◆ **WHAT TO WORK ON**: Find every line below that contains the word "Avrupa" and copy it out.

Items from a figure collection:
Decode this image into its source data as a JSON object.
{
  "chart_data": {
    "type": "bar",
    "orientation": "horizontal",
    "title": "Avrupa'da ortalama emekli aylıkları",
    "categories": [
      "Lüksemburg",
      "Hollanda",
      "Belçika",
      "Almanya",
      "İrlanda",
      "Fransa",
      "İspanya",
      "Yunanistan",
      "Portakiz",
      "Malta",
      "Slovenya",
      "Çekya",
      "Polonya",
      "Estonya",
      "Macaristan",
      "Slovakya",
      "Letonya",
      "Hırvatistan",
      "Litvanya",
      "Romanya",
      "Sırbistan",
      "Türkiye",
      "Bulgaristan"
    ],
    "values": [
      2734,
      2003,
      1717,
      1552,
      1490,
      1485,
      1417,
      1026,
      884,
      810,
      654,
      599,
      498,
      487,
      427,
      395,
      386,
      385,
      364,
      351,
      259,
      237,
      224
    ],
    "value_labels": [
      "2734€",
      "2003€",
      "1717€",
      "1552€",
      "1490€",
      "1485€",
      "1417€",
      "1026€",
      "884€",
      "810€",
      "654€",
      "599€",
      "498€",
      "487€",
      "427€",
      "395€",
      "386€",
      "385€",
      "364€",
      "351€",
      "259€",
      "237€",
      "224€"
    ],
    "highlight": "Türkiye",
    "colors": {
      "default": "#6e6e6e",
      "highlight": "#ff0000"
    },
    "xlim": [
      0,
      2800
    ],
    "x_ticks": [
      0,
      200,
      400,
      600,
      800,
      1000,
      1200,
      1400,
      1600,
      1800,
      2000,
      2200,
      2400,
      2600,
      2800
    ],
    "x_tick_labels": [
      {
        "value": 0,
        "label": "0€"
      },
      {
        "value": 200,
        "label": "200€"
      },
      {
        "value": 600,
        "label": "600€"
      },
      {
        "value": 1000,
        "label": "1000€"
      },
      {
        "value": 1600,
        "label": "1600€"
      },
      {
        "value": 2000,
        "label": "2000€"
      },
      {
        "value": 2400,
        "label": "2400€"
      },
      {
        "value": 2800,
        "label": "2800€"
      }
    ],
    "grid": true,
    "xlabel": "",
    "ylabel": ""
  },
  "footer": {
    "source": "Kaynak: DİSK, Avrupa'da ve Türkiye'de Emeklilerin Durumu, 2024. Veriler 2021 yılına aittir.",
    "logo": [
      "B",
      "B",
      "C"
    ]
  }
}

◆ **RESULT FOR THIS EXERCISE**:
    "title": "Avrupa'da ortalama emekli aylıkları",
    "source": "Kaynak: DİSK, Avrupa'da ve Türkiye'de Emeklilerin Durumu, 2024. Veriler 2021 yılına aittir.",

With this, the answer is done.